# Start of PROVIDED DATA

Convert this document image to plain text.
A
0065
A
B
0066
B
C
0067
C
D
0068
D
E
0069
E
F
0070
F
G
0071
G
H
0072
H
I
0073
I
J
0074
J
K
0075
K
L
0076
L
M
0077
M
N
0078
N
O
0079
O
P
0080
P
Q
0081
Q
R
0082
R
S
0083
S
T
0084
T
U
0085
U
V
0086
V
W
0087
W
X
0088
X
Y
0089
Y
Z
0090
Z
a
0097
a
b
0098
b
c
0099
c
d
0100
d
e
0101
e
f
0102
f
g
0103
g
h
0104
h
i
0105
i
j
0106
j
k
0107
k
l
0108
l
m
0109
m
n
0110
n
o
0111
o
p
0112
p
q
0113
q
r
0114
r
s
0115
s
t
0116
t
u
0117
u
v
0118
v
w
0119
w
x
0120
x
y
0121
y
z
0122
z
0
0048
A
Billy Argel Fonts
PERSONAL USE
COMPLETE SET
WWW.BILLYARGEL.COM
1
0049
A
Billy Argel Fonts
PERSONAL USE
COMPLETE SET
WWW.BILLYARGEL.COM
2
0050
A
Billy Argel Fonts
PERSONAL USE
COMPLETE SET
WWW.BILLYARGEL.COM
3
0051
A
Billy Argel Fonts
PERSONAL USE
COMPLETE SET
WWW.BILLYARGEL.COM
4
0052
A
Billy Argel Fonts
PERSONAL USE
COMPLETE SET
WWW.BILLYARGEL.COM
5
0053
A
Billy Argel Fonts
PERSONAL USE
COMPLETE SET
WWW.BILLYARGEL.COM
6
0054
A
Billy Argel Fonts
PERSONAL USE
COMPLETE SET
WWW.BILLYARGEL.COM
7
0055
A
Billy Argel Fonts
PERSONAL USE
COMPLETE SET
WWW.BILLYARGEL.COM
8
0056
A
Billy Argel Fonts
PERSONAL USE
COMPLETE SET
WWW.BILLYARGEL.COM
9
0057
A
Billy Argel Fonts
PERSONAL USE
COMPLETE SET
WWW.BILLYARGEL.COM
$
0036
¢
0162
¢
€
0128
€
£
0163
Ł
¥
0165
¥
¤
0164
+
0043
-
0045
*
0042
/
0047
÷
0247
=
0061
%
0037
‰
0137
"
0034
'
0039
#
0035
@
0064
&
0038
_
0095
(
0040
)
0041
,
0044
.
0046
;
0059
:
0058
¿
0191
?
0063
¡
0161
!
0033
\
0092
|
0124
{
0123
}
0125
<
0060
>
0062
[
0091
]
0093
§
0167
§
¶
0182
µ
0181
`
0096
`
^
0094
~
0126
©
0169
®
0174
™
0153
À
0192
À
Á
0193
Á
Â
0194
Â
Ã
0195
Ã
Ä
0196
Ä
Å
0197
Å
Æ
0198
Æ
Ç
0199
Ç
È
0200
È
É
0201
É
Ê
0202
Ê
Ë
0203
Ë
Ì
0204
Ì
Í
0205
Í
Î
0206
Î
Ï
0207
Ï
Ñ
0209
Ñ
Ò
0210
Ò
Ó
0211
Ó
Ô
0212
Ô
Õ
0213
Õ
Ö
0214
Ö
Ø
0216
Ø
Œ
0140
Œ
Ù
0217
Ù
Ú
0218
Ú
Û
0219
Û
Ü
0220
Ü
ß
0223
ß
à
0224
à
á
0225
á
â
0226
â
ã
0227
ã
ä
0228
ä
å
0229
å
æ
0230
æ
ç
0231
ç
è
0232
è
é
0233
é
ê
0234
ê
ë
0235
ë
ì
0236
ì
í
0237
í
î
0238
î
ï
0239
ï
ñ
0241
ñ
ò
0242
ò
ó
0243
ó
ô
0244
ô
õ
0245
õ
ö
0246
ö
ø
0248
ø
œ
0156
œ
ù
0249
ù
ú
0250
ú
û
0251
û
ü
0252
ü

# End of PROVIDED DATA

◆ **SHORT TASK**
From the records above, extract each line exactly as shown.

◆ **REPLY**
Convert this document image to plain text.
A
0065
A
B
0066
B
C
0067
C
D
0068
D
E
0069
E
F
0070
F
G
0071
G
H
0072
H
I
0073
I
J
0074
J
K
0075
K
L
0076
L
M
0077
M
N
0078
N
O
0079
O
P
0080
P
Q
0081
Q
R
0082
R
S
0083
S
T
0084
T
U
0085
U
V
0086
V
W
0087
W
X
0088
X
Y
0089
Y
Z
0090
Z
a
0097
a
b
0098
b
c
0099
c
d
0100
d
e
0101
e
f
0102
f
g
0103
g
h
0104
h
i
0105
i
j
0106
j
k
0107
k
l
0108
l
m
0109
m
n
0110
n
o
0111
o
p
0112
p
q
0113
q
r
0114
r
s
0115
s
t
0116
t
u
0117
u
v
0118
v
w
0119
w
x
0120
x
y
0121
y
z
0122
z
0
0048
A
Billy Argel Fonts
PERSONAL USE
COMPLETE SET
WWW.BILLYARGEL.COM
1
0049
A
Billy Argel Fonts
PERSONAL USE
COMPLETE SET
WWW.BILLYARGEL.COM
2
0050
A
Billy Argel Fonts
PERSONAL USE
COMPLETE SET
WWW.BILLYARGEL.COM
3
0051
A
Billy Argel Fonts
PERSONAL USE
COMPLETE SET
WWW.BILLYARGEL.COM
4
0052
A
Billy Argel Fonts
PERSONAL USE
COMPLETE SET
WWW.BILLYARGEL.COM
5
0053
A
Billy Argel Fonts
PERSONAL USE
COMPLETE SET
WWW.BILLYARGEL.COM
6
0054
A
Billy Argel Fonts
PERSONAL USE
COMPLETE SET
WWW.BILLYARGEL.COM
7
0055
A
Billy Argel Fonts
PERSONAL USE
COMPLETE SET
WWW.BILLYARGEL.COM
8
0056
A
Billy Argel Fonts
PERSONAL USE
COMPLETE SET
WWW.BILLYARGEL.COM
9
0057
A
Billy Argel Fonts
PERSONAL USE
COMPLETE SET
WWW.BILLYARGEL.COM
$
0036
¢
0162
¢
€
0128
€
£
0163
Ł
¥
0165
¥
¤
0164
+
0043
-
0045
*
0042
/
0047
÷
0247
=
0061
%
0037
‰
0137
"
0034
'
0039
#
0035
@
0064
&
0038
_
0095
(
0040
)
0041
,
0044
.
0046
;
0059
:
0058
¿
0191
?
0063
¡
0161
!
0033
\
0092
|
0124
{
0123
}
0125
<
0060
>
0062
[
0091
]
0093
§
0167
§
¶
0182
µ
0181
`
0096
`
^
0094
~
0126
©
0169
®
0174
™
0153
À
0192
À
Á
0193
Á
Â
0194
Â
Ã
0195
Ã
Ä
0196
Ä
Å
0197
Å
Æ
0198
Æ
Ç
0199
Ç
È
0200
È
É
0201
É
Ê
0202
Ê
Ë
0203
Ë
Ì
0204
Ì
Í
0205
Í
Î
0206
Î
Ï
0207
Ï
Ñ
0209
Ñ
Ò
0210
Ò
Ó
0211
Ó
Ô
0212
Ô
Õ
0213
Õ
Ö
0214
Ö
Ø
0216
Ø
Œ
0140
Œ
Ù
0217
Ù
Ú
0218
Ú
Û
0219
Û
Ü
0220
Ü
ß
0223
ß
à
0224
à
á
0225
á
â
0226
â
ã
0227
ã
ä
0228
ä
å
0229
å
æ
0230
æ
ç
0231
ç
è
0232
è
é
0233
é
ê
0234
ê
ë
0235
ë
ì
0236
ì
í
0237
í
î
0238
î
ï
0239
ï
ñ
0241
ñ
ò
0242
ò
ó
0243
ó
ô
0244
ô
õ
0245
õ
ö
0246
ö
ø
0248
ø
œ
0156
œ
ù
0249
ù
ú
0250
ú
û
0251
û
ü
0252
ü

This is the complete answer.